(Items listed in a dataset)
+ + + +

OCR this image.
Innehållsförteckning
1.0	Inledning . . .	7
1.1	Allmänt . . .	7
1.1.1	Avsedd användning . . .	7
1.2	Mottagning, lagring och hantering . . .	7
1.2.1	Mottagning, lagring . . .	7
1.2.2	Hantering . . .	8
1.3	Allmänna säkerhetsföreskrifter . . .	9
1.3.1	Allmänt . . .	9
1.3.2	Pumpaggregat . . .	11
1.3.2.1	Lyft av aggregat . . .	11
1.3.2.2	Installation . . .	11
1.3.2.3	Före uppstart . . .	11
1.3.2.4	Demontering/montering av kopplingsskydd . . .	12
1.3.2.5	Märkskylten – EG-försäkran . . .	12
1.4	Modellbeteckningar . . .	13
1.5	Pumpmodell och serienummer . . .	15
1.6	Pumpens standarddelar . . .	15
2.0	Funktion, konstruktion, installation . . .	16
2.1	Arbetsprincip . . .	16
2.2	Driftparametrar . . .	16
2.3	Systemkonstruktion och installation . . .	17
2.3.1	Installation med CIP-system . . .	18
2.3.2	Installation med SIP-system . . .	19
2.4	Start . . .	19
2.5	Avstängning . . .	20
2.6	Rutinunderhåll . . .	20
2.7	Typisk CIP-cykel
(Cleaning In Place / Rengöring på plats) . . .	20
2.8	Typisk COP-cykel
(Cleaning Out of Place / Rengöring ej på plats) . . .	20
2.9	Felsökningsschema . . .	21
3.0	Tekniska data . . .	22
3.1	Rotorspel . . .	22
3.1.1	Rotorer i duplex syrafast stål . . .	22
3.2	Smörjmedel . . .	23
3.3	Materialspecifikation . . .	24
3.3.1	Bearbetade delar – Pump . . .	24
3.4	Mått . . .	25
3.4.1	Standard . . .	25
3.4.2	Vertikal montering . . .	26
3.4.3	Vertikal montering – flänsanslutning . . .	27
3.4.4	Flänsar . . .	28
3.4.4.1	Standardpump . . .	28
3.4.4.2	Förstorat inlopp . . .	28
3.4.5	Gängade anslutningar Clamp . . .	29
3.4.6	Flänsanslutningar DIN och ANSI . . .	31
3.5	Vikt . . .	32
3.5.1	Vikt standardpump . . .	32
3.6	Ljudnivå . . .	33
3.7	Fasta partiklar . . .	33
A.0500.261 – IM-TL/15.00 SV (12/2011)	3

+ + + +

## Prompt
Set all of the entries down again, exactly as they were given.

## Exercise answer
OCR this image.
Innehållsförteckning
1.0	Inledning . . .	7
1.1	Allmänt . . .	7
1.1.1	Avsedd användning . . .	7
1.2	Mottagning, lagring och hantering . . .	7
1.2.1	Mottagning, lagring . . .	7
1.2.2	Hantering . . .	8
1.3	Allmänna säkerhetsföreskrifter . . .	9
1.3.1	Allmänt . . .	9
1.3.2	Pumpaggregat . . .	11
1.3.2.1	Lyft av aggregat . . .	11
1.3.2.2	Installation . . .	11
1.3.2.3	Före uppstart . . .	11
1.3.2.4	Demontering/montering av kopplingsskydd . . .	12
1.3.2.5	Märkskylten – EG-försäkran . . .	12
1.4	Modellbeteckningar . . .	13
1.5	Pumpmodell och serienummer . . .	15
1.6	Pumpens standarddelar . . .	15
2.0	Funktion, konstruktion, installation . . .	16
2.1	Arbetsprincip . . .	16
2.2	Driftparametrar . . .	16
2.3	Systemkonstruktion och installation . . .	17
2.3.1	Installation med CIP-system . . .	18
2.3.2	Installation med SIP-system . . .	19
2.4	Start . . .	19
2.5	Avstängning . . .	20
2.6	Rutinunderhåll . . .	20
2.7	Typisk CIP-cykel
(Cleaning In Place / Rengöring på plats) . . .	20
2.8	Typisk COP-cykel
(Cleaning Out of Place / Rengöring ej på plats) . . .	20
2.9	Felsökningsschema . . .	21
3.0	Tekniska data . . .	22
3.1	Rotorspel . . .	22
3.1.1	Rotorer i duplex syrafast stål . . .	22
3.2	Smörjmedel . . .	23
3.3	Materialspecifikation . . .	24
3.3.1	Bearbetade delar – Pump . . .	24
3.4	Mått . . .	25
3.4.1	Standard . . .	25
3.4.2	Vertikal montering . . .	26
3.4.3	Vertikal montering – flänsanslutning . . .	27
3.4.4	Flänsar . . .	28
3.4.4.1	Standardpump . . .	28
3.4.4.2	Förstorat inlopp . . .	28
3.4.5	Gängade anslutningar Clamp . . .	29
3.4.6	Flänsanslutningar DIN och ANSI . . .	31
3.5	Vikt . . .	32
3.5.1	Vikt standardpump . . .	32
3.6	Ljudnivå . . .	33
3.7	Fasta partiklar . . .	33
A.0500.261 – IM-TL/15.00 SV (12/2011)	3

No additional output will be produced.